Text excerpt>
>>>

According to research from CV-Library, many employers’ ‘always-on culture’ is affecting employees’ sleep quality, stress levels, energy levels, family life and work-life balance. One study found that just the anticipatory stress of expecting after-hours emails might negatively affect well-being.

Conversely, a 2015 study from the University of British Columbia found that people who were limited to checking their email just three times a day had lower stress levels than when allowed to check it an unlimited number of times. 

Switching off

An ‘always-on culture’ could affect employees’ sleep quality, stress and energy levels, and family life.

Providing more flexible working to employees may help to relieve the pressure of an ‘always on’ work culture, by allowing employees to work when it suits them. It might also improve companies’ talent acquisition: half of employees Lockton surveyed cited flexible working hours as the most important benefit they could receive in the next 10 years.

<<<

Objective 1> In the always-on work culture text, how many times a day were people in the 2015 University of British Columbia study limited to checking their email?
Objective 2> List every aspect of employees' lives that, according to the CV-Library research cited in the always-on work culture text, is affected by an "always-on culture."

Raw data>

>>>

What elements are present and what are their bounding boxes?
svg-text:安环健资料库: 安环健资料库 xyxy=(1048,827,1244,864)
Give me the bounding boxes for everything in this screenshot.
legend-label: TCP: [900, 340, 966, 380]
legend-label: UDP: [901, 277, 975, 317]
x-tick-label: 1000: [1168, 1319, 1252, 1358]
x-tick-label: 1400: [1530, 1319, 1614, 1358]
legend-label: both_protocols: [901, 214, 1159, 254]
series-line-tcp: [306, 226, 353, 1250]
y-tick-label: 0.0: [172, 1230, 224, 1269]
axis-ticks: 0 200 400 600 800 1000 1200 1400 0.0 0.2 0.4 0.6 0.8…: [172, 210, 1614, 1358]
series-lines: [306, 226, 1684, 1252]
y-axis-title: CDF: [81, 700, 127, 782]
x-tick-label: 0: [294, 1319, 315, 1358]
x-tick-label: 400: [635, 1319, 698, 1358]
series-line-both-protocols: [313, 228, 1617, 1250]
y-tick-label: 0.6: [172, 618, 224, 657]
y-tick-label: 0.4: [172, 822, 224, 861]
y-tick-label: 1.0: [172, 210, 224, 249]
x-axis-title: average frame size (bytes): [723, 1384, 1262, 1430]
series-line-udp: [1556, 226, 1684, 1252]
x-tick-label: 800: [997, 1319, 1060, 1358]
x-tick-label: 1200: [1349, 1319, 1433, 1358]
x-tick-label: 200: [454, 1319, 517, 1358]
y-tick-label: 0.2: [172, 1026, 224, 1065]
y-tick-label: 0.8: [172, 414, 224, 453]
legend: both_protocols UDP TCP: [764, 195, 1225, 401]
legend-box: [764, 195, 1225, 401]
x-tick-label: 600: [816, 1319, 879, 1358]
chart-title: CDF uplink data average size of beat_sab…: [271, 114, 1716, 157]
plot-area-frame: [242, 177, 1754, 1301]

<<<

Full output 1> Three times a day.

Full output 2>
- Sleep quality
- Stress levels
- Energy levels
- Family life
- Work-life balance